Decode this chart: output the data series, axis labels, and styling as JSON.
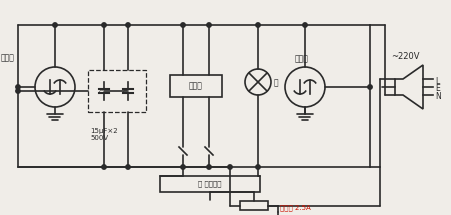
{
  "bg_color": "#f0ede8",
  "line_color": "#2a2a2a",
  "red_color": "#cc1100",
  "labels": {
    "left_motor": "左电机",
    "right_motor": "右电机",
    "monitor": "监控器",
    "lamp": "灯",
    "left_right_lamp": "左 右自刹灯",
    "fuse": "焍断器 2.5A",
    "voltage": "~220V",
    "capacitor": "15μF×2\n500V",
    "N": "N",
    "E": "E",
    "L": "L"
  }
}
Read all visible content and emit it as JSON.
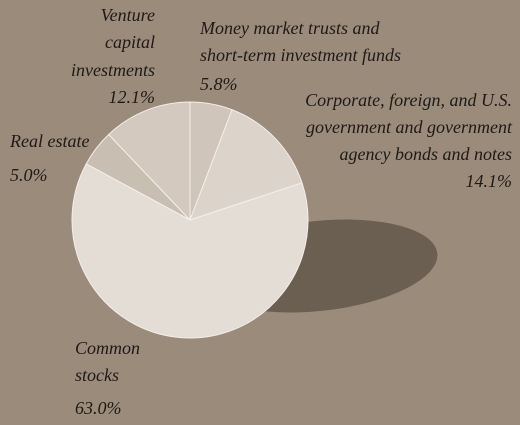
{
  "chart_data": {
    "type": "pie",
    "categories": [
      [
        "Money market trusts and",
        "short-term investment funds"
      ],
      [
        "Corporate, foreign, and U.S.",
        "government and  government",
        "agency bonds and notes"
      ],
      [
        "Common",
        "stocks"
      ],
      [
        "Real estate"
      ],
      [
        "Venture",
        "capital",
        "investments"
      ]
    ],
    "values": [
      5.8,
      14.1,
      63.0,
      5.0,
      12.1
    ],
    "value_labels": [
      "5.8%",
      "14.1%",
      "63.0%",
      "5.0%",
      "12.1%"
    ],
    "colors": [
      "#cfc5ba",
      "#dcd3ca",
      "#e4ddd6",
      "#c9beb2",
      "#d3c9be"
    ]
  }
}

:::::

Using the material above, set down every line exactly, but skip the pictures.

SOLUTION FOR THIS EXERCISE:
Decode this chart: output the data series, axis labels, and styling as JSON.
{
  "bg_color": "#f0ede8",
  "line_color": "#2a2a2a",
  "red_color": "#cc1100",
  "labels": {
    "left_motor": "左电机",
    "right_motor": "右电机",
    "monitor": "监控器",
    "lamp": "灯",
    "left_right_lamp": "左 右自刹灯",
    "fuse": "焍断器 2.5A",
    "voltage": "~220V",
    "capacitor": "15μF×2\n500V",
    "N": "N",
    "E": "E",
    "L": "L"
  }
}
Read all visible content and emit it as JSON.
{
  "chart_data": {
    "type": "pie",
    "categories": [
      [
        "Money market trusts and",
        "short-term investment funds"
      ],
      [
        "Corporate, foreign, and U.S.",
        "government and  government",
        "agency bonds and notes"
      ],
      [
        "Common",
        "stocks"
      ],
      [
        "Real estate"
      ],
      [
        "Venture",
        "capital",
        "investments"
      ]
    ],
    "values": [
      5.8,
      14.1,
      63.0,
      5.0,
      12.1
    ],
    "value_labels": [
      "5.8%",
      "14.1%",
      "63.0%",
      "5.0%",
      "12.1%"
    ],
    "colors": [
      "#cfc5ba",
      "#dcd3ca",
      "#e4ddd6",
      "#c9beb2",
      "#d3c9be"
    ]
  }
}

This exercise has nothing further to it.